YOUR TASKS
**A.** Reproduce everything in the chromatin excerpt from "In general, any" down to "as Prader-Willi Syndrome.", changing "muscular dystrophy" to "myotonic dystrophy".
**B.** Answer these questions from the chromatin excerpt:
(i) What may perform the methods fully or in part?
(ii) Which imprinting disorder is named?
(iii) If the cell is an animal cell, which kinds are preferred?
**C.** For each statement, say whether it agrees with the chromatin excerpt:
(i) The methods can use computers and databases to analyze the results.
(ii) Stem cells are ruled out as the cell with modified chromatin.
(iii) Kidney injury is among the conditions that may be detected.

EXCERPT

§

Preferably, methods according to the present invention can be at least in part, automated and/or performed in a high throughput format, i.e., can be partially or fully automated, e.g., performed fully or in part by robots. The methods according to the present invention can involve the use of computers and respective databases for performing and/or analysis of the results as obtained.
In general, any biological effect and disease or phenotype may be detected that is related to epigenetically modified chromatin, such as, for example, genetic disorders, proliferative disorders, such as cancer, immune cells that produce autoantibodies, bacterial or viral infections, protozoan infections, fragile-X syndrome, muscular dystrophy, kidney injury, cardiovascular diseases, shortened organismal lifespan, tissue aging, neurodegenerative disorders, such as Alzheimer's disease (AD), Parkinson's disease (PD), Huntington's disease (HD), Amyotrophic lateral sclerosis (ALS), drugs of abuse, including alcohol abuse disorder, epigenetic diseases, including imprinting disorders, such as Prader-Willi Syndrome.
Another aspect of the present invention then relates to a cell having a specifically epigenetically modified chromatin, produced through performing the method according to the present invention, and, optionally, isolating said cell, wherein preferably the cell is a stem cell, a neuron, a cancer cell, a cell in a tissue, a post-mitotic cell, or a fibroblast, and/or wherein the cell is an animal cell, such as mammalian cell, preferably human or rodent cell.

§

SUPPLIED ENTRIES
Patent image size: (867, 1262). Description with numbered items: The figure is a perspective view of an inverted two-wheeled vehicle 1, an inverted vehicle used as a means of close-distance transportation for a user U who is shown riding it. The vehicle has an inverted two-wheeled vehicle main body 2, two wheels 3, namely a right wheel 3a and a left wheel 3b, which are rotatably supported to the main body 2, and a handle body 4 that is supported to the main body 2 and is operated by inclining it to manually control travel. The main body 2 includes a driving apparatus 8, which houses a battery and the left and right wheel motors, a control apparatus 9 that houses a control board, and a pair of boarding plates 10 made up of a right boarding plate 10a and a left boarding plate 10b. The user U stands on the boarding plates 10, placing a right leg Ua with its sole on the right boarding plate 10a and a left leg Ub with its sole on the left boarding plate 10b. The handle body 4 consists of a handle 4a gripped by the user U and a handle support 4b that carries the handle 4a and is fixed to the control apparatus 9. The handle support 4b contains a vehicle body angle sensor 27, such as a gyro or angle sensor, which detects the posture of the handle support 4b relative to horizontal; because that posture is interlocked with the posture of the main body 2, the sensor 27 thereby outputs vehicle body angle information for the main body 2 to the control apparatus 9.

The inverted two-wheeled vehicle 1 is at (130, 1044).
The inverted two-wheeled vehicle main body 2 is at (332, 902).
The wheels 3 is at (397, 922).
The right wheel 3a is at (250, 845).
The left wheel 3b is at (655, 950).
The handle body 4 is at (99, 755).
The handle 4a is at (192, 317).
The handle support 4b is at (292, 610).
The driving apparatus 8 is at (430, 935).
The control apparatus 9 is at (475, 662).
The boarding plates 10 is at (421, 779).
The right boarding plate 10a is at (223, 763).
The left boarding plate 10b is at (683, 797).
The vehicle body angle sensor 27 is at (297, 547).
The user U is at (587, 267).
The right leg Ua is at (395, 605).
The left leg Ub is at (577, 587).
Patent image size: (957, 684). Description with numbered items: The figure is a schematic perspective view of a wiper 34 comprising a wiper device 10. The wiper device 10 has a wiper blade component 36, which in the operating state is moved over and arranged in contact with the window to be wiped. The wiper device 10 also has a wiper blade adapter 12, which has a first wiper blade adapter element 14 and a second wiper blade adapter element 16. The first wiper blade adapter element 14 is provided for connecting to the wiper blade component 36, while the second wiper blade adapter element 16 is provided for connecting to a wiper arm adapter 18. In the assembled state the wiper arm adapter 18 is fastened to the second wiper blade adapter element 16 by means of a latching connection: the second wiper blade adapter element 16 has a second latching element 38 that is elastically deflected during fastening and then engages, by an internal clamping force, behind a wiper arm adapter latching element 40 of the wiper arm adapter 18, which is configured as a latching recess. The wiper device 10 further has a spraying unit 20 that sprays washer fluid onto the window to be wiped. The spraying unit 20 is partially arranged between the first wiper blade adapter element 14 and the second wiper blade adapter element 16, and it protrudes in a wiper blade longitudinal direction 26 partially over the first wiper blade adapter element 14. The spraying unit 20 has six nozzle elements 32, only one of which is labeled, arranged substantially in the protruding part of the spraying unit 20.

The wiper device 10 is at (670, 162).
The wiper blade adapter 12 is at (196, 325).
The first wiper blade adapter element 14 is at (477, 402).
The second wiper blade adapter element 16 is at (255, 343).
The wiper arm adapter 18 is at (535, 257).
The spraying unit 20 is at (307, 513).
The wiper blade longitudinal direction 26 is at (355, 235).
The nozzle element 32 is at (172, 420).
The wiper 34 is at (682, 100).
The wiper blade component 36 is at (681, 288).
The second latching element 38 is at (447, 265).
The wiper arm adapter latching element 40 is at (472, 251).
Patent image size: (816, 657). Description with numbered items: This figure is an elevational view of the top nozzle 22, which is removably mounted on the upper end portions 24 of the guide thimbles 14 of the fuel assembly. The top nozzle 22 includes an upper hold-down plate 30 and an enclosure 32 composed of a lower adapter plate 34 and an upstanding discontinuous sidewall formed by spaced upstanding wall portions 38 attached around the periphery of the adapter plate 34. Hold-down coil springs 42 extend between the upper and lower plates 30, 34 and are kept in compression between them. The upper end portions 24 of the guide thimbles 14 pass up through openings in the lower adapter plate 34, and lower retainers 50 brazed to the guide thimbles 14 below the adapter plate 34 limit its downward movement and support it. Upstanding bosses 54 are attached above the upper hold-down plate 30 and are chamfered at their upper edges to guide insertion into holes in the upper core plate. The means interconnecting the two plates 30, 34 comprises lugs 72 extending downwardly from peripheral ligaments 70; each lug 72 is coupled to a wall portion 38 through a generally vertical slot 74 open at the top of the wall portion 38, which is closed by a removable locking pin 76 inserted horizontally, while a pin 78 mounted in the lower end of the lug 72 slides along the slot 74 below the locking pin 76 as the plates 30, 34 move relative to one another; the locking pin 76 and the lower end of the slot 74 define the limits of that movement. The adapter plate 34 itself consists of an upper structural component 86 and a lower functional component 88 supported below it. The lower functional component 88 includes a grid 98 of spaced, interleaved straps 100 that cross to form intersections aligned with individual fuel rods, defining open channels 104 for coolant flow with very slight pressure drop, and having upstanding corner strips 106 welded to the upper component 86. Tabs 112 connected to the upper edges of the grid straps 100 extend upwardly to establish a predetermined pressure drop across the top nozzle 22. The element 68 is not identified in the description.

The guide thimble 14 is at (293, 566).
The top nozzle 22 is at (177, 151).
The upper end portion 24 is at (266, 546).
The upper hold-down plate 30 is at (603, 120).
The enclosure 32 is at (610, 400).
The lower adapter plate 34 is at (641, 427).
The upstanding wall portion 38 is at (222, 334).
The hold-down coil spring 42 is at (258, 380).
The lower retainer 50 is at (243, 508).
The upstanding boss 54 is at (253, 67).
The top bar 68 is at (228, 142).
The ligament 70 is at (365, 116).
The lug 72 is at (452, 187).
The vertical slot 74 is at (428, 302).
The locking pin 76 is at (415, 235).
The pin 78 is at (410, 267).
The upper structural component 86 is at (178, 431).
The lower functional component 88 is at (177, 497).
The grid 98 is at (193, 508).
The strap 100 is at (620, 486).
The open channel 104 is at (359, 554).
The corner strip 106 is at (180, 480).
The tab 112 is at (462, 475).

§

OUTPUTS FOR THE TASKS
**A.**
In general, any biological effect and disease or phenotype may be detected that is related to epigenetically modified chromatin, such as, for example, genetic disorders, proliferative disorders, such as cancer, immune cells that produce autoantibodies, bacterial or viral infections, protozoan infections, fragile-X syndrome, myotonic dystrophy, kidney injury, cardiovascular diseases, shortened organismal lifespan, tissue aging, neurodegenerative disorders, such as Alzheimer's disease (AD), Parkinson's disease (PD), Huntington's disease (HD), Amyotrophic lateral sclerosis (ALS), drugs of abuse, including alcohol abuse disorder, epigenetic diseases, including imprinting disorders, such as Prader-Willi Syndrome.

**B.**
(i) Robots.
(ii) Prader-Willi Syndrome.
(iii) Human or rodent cells.

**C.**
(i) Yes: "The methods according to the present invention can involve the use of computers and respective databases for performing and/or analysis of the results as obtained."
(ii) No: "wherein preferably the cell is a stem cell"
(iii) Yes: "kidney injury"